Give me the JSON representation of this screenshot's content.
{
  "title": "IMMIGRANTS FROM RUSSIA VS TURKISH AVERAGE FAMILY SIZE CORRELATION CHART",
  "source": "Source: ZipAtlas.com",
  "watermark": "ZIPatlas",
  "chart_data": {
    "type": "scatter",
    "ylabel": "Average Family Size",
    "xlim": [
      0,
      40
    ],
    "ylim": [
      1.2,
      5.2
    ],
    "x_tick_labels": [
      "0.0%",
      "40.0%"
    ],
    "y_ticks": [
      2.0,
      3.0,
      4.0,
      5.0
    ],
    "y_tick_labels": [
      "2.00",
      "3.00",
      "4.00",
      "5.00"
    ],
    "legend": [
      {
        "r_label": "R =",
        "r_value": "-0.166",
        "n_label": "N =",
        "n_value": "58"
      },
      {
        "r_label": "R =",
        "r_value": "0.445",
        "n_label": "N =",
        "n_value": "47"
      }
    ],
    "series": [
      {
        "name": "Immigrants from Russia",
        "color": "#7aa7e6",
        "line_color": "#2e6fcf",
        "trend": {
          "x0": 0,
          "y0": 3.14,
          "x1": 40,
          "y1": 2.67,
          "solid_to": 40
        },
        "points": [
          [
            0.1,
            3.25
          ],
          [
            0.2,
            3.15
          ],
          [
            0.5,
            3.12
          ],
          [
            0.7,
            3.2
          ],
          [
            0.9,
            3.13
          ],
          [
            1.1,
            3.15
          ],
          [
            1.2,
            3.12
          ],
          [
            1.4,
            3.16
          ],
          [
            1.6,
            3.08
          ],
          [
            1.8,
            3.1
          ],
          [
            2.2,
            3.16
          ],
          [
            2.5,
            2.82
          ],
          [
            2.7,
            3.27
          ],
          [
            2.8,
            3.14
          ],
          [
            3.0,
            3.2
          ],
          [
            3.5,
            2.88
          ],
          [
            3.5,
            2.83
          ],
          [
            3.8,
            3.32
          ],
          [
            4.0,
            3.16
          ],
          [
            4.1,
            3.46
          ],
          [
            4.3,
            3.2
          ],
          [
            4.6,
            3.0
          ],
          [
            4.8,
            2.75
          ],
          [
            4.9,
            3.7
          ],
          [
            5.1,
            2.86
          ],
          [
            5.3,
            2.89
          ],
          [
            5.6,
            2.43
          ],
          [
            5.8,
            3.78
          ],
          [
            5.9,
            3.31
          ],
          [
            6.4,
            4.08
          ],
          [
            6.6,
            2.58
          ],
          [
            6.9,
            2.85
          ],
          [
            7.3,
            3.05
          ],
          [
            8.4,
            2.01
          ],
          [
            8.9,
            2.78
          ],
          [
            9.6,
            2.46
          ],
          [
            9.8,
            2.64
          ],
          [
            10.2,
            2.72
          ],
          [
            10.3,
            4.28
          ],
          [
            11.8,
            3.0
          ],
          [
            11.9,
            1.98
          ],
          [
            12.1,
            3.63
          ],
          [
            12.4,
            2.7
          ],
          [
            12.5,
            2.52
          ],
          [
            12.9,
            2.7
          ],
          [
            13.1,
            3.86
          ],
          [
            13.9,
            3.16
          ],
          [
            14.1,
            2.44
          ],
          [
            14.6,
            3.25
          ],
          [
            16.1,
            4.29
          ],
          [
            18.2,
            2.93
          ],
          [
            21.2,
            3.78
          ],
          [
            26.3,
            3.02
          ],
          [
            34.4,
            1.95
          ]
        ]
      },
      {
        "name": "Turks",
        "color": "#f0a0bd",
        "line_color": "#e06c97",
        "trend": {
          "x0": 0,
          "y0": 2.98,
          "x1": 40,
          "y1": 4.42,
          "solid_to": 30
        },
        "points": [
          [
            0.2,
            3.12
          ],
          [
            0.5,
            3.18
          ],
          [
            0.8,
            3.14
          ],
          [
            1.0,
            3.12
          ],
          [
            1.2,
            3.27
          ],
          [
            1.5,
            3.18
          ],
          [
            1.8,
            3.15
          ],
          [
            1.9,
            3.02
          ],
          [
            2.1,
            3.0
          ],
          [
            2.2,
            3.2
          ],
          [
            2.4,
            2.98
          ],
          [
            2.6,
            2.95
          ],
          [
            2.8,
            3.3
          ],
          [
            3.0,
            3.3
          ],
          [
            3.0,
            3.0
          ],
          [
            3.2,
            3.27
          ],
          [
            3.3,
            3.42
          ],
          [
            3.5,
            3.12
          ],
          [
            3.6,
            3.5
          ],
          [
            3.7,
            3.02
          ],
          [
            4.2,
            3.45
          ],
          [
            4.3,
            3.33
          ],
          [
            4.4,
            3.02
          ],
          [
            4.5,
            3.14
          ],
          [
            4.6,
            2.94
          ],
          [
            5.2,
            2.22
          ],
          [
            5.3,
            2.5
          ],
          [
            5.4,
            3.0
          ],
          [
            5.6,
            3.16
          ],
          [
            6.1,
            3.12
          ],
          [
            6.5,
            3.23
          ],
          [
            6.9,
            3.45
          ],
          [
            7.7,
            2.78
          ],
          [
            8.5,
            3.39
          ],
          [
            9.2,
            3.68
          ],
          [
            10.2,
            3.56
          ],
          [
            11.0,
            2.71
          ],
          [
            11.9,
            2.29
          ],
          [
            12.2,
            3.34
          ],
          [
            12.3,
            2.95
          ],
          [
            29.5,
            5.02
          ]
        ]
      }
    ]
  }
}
..............................
Wherever a line in the data above holds "name", copy that line.

- **RESPONSE FOR THIS EXERCISE**
        "name": "Immigrants from Russia",
        "name": "Turks",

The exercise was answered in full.